(INSTRUCTIONS FOR THE TASK) Repeat all of the material exactly as given.

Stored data
+---+

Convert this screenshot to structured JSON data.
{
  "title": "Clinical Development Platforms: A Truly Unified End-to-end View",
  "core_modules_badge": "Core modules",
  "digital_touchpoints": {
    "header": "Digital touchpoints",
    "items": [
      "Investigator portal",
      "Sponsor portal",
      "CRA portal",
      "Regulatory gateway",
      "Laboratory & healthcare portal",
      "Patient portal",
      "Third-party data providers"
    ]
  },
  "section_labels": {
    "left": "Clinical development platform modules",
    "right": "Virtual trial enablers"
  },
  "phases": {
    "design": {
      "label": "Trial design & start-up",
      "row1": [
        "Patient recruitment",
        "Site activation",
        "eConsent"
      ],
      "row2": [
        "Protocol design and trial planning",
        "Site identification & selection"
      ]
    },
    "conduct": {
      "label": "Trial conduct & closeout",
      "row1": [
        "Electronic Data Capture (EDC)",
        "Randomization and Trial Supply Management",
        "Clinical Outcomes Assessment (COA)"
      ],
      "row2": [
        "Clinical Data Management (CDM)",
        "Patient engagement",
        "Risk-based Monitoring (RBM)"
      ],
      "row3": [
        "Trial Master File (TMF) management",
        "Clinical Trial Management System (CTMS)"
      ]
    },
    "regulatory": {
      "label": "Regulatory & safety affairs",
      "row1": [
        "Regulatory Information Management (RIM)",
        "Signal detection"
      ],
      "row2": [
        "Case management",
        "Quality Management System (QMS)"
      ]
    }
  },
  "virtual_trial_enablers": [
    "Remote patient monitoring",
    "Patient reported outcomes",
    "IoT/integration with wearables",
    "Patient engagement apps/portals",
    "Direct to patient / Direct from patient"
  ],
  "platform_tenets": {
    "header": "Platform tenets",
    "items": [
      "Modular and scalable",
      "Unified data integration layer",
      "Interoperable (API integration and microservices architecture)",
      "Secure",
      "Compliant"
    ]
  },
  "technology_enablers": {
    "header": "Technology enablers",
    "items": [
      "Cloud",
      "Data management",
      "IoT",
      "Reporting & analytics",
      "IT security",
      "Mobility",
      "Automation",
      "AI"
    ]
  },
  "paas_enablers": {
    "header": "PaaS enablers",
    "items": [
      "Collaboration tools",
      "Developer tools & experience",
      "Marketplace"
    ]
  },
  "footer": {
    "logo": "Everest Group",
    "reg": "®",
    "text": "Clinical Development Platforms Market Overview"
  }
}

+---+

(RESULT BELOW)
Convert this screenshot to structured JSON data.
{
  "title": "Clinical Development Platforms: A Truly Unified End-to-end View",
  "core_modules_badge": "Core modules",
  "digital_touchpoints": {
    "header": "Digital touchpoints",
    "items": [
      "Investigator portal",
      "Sponsor portal",
      "CRA portal",
      "Regulatory gateway",
      "Laboratory & healthcare portal",
      "Patient portal",
      "Third-party data providers"
    ]
  },
  "section_labels": {
    "left": "Clinical development platform modules",
    "right": "Virtual trial enablers"
  },
  "phases": {
    "design": {
      "label": "Trial design & start-up",
      "row1": [
        "Patient recruitment",
        "Site activation",
        "eConsent"
      ],
      "row2": [
        "Protocol design and trial planning",
        "Site identification & selection"
      ]
    },
    "conduct": {
      "label": "Trial conduct & closeout",
      "row1": [
        "Electronic Data Capture (EDC)",
        "Randomization and Trial Supply Management",
        "Clinical Outcomes Assessment (COA)"
      ],
      "row2": [
        "Clinical Data Management (CDM)",
        "Patient engagement",
        "Risk-based Monitoring (RBM)"
      ],
      "row3": [
        "Trial Master File (TMF) management",
        "Clinical Trial Management System (CTMS)"
      ]
    },
    "regulatory": {
      "label": "Regulatory & safety affairs",
      "row1": [
        "Regulatory Information Management (RIM)",
        "Signal detection"
      ],
      "row2": [
        "Case management",
        "Quality Management System (QMS)"
      ]
    }
  },
  "virtual_trial_enablers": [
    "Remote patient monitoring",
    "Patient reported outcomes",
    "IoT/integration with wearables",
    "Patient engagement apps/portals",
    "Direct to patient / Direct from patient"
  ],
  "platform_tenets": {
    "header": "Platform tenets",
    "items": [
      "Modular and scalable",
      "Unified data integration layer",
      "Interoperable (API integration and microservices architecture)",
      "Secure",
      "Compliant"
    ]
  },
  "technology_enablers": {
    "header": "Technology enablers",
    "items": [
      "Cloud",
      "Data management",
      "IoT",
      "Reporting & analytics",
      "IT security",
      "Mobility",
      "Automation",
      "AI"
    ]
  },
  "paas_enablers": {
    "header": "PaaS enablers",
    "items": [
      "Collaboration tools",
      "Developer tools & experience",
      "Marketplace"
    ]
  },
  "footer": {
    "logo": "Everest Group",
    "reg": "®",
    "text": "Clinical Development Platforms Market Overview"
  }
}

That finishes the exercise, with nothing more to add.